Provided text>
-- Begin --

What to do with all that money sitting around
Minnesota’s economy is still shaky – just like every other state in the U.S. – because of uncertainty in Washington. Despite the fact that negotiators were able to unite on a budget agreement Tuesday, it’s still hard to rely on any kind of consistency out of D.C.
What is certain is that Minnesota will have a major budget surplus for the 2014-15 budget cycle (its second consecutive surplus). And while we won’t know the exact amount for a couple of months, we do know the state will use a portion of the projected $1.086 billion surplus to pay back the rest of Minnesota’s school budget shift. Another chunk – reportedly $15 million – would be transferred to the state’s airport fund, another area from where the Legislature had borrowed money (2008).
That leaves about $825 million, give or take.
So, what to do with all that money.
Some say give it back to the taxpayers (remember Jesse checks). Sorry, not going to happen.
We say use some of it to put into programs like the 5% Campaign, a grassroots effort to get pay raises for the dependable people who work so closely and personally with the elderly and disabled. If anyone deserves a pay hike, it’s them.
Having a surplus this large also means the governor and Legislature should strongly consider repealing the warehousing tax, and the business and farm equipment repair taxes. It’s easy to say, but will it happen during the 2014 session? Republicans and Democrats are sure to bump heads about that next year. That’s OK, as long as the end result is tax reform. Don’t be surprised if Gov. Mark Dayton and the Democrats pull some taxes off the table in 2014; it is, after all, an election year.

-- End --

Material supplied>
-- Begin --

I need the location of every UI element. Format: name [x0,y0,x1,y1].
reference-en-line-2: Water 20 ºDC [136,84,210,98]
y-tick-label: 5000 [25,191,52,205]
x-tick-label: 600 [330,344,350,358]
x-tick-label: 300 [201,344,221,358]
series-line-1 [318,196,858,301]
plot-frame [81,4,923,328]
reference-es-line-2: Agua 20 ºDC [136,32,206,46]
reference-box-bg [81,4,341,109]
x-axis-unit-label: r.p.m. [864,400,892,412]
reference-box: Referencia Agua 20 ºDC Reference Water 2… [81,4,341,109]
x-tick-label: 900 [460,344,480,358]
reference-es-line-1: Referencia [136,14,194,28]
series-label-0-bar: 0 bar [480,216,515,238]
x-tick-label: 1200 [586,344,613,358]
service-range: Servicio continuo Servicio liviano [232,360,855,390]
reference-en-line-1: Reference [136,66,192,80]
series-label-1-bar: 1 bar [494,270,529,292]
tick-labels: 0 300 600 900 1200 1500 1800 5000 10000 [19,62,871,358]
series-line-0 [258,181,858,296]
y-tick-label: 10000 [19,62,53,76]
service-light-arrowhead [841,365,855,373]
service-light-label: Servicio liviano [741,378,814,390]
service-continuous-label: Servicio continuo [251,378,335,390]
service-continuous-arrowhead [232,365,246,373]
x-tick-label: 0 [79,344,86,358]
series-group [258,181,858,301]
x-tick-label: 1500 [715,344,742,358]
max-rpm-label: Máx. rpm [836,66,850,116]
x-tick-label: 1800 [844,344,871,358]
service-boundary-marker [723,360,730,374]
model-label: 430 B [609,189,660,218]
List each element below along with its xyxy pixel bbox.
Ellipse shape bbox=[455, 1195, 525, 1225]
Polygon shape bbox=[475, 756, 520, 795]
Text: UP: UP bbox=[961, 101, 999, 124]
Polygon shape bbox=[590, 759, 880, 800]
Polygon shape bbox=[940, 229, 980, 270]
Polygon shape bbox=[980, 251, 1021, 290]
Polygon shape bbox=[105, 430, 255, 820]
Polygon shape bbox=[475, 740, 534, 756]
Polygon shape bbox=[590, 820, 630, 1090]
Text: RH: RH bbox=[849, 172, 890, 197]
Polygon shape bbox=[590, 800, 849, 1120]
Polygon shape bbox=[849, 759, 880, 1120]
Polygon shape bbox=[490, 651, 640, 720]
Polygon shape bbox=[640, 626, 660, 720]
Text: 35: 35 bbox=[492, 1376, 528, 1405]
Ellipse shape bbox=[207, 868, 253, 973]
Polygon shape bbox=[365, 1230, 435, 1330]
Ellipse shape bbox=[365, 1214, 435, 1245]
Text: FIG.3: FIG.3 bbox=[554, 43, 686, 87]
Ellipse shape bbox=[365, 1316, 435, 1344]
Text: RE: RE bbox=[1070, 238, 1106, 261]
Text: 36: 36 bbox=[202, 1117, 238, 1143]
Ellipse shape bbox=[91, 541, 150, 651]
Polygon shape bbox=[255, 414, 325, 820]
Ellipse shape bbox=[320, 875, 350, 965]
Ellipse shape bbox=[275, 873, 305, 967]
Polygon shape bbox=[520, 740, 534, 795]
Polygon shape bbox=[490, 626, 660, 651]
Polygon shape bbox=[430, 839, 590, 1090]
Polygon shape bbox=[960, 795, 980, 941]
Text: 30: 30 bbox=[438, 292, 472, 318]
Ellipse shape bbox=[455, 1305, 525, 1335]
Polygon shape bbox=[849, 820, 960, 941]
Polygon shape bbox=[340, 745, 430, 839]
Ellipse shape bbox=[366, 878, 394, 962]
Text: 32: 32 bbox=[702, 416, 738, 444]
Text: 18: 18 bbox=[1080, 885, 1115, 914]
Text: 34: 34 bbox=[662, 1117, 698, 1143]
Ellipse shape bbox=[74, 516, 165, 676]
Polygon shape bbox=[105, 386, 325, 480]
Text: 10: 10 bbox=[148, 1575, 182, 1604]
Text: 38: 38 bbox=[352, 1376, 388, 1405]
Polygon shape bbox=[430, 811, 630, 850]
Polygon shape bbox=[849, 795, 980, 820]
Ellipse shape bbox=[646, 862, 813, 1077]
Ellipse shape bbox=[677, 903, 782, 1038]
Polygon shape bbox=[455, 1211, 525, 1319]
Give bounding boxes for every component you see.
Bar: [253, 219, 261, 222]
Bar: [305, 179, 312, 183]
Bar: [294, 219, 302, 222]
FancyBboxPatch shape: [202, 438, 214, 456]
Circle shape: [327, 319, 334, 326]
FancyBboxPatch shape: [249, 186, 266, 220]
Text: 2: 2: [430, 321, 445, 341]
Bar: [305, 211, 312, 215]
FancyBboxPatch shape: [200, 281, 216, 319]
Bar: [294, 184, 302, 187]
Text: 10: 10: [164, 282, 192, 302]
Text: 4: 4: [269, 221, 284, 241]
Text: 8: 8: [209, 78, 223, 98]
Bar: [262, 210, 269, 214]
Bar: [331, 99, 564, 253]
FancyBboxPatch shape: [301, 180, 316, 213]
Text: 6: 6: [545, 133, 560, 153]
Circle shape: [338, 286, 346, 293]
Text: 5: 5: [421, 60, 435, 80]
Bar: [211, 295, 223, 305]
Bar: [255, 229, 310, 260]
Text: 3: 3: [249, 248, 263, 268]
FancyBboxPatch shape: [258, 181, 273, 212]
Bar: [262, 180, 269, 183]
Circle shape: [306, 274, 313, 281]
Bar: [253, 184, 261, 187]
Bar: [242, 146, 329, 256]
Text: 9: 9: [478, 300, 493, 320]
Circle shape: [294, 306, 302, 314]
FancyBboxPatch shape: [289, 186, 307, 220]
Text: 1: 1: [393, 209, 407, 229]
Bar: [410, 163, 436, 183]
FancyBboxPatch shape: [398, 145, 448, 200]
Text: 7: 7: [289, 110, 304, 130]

-- End --

Set tasks>
**a.** Retype the part of the Minnesota budget surplus editorial starting at "We say use some" and ending at "hike, it’s them.".
**b.** According to the Minnesota budget surplus editorial, how much money would reportedly be moved to the state's airport fund?
**c.** Proceed with the Minnesota budget surplus editorial from the point where it stops.

Responses for each task>
**a.**
We say use some of it to put into programs like the 5% Campaign, a grassroots effort to get pay raises for the dependable people who work so closely and personally with the elderly and disabled. If anyone deserves a pay hike, it’s them.

**b.** $15 million

**c.**
Things are looking better on the job front as well, as Minnesota has added more than 13,000 jobs since August and more than 122,000 since 2011. It’s not a given that eliminating some taxes on businesses would add to those numbers, but it sure would be a step in the right direction to keeping the businesses we do have here, where they belong.
Higher costs on businesses could potentially result in a drag on economic growth and development, and we don’t want to take a step back in that area.
The Minnesota Chamber of Commerce is calling for Dayton and the Legislature to commit now to repealing new taxes early in the 2014 session, and we agree. Repealing taxes would tie in nicely with Dayton’s “Un-session” agenda for 2014.
Legislators have a problem, but it’s a good one to have. If they can come together they are in a position to really allow the state to turn the fiscal corner in 2014 while spreading some money to underfunded areas.
It can do both. It’s their job.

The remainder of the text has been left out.